■ **READING PASSAGE**
● ● ● ● ● ● ●

Happily, months of casting letters and resumes into the void paid off. I found and accepted my new work in March. I started in May. By then I was, like so many others, working entirely from home, trying to figure out how to perform my core responsibilities online and guide my team through a series of disorienting transitions. We did it. We built a model for providing quality library service to our students and college staff during a pandemic. And then, I told this team for which I cared so much that I was leaving. I told them on a Zoom call and then set myself to the work of gathering and organizing 20 years of experience and lessons learned to keep them on a productive path. When the time came we said goodbye on another Zoom call.

I joined my new team in remote status. Seven months later, we have yet to meet in person. I am enjoying the work very much and my colleagues are terrific — smart, committed, and passionate about supporting scientific discovery. Like so many others around the world, I made my office in my living room and have no idea when/if I can expect to work onsite. I had thought I might write about the challenges of midlife career change and joining a remote work team, but the idea of writing about my own successful, intentional transition at a time when so many others had suddenly lost their work to the pandemic seemed somehow wrong. Bragging about it seemed an uncomfortable blast of middle-class, knowledge worker privilege.

● ● ● ● ● ● ●

■ **INFORMATION PROVIDED**
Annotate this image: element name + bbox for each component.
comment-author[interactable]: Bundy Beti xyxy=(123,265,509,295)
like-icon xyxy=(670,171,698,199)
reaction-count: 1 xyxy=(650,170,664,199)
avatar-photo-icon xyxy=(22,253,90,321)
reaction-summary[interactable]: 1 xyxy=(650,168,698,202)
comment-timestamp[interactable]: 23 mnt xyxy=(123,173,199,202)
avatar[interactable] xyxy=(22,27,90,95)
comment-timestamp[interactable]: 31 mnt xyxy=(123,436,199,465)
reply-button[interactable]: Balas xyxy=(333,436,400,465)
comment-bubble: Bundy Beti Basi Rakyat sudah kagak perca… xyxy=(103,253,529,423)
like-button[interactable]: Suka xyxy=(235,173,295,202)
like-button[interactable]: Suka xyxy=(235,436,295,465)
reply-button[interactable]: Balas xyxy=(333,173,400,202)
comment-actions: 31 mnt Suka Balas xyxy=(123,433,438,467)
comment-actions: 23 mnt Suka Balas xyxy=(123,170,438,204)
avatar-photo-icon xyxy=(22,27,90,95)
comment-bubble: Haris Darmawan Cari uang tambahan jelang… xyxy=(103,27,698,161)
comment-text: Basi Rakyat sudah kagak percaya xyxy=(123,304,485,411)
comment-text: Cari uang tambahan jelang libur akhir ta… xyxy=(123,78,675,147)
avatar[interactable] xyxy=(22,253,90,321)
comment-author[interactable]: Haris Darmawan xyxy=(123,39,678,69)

● ● ● ● ● ● ●

Continue the essay about changing jobs and joining a remote team during the pandemic, picking up right after its final sentence.

And then, George Floyd. We were already locked into a summer of death from the pandemic, when the violence known by Black Americans as daily life washed across all my screens. Twitter, Facebook, the news. The violence of anti-Black America showed up everywhere, seemingly all at once. It showed up in police forces. It showed up in so-called leaders across the state and country. It showed up in conversation with people I had considered friends. And I felt powerless, which is a feeling, I see now, that people like me rarely feel.

And so, I became truly at a loss for words. I began to notice how all the basic underpinnings of my life — my safety, my finance, my work opportunities, my leisure — were all shaped by privilege. It is privilege I did not ask for and, I think, it is privilege I cannot escape. And so, faced with the sudden vision of how grossly lucky I have been and how grossly unlucky others have been, I felt I had nothing useful in the moment to say. So, I tried to be quiet and listen to other voices, voices I might normally not hear.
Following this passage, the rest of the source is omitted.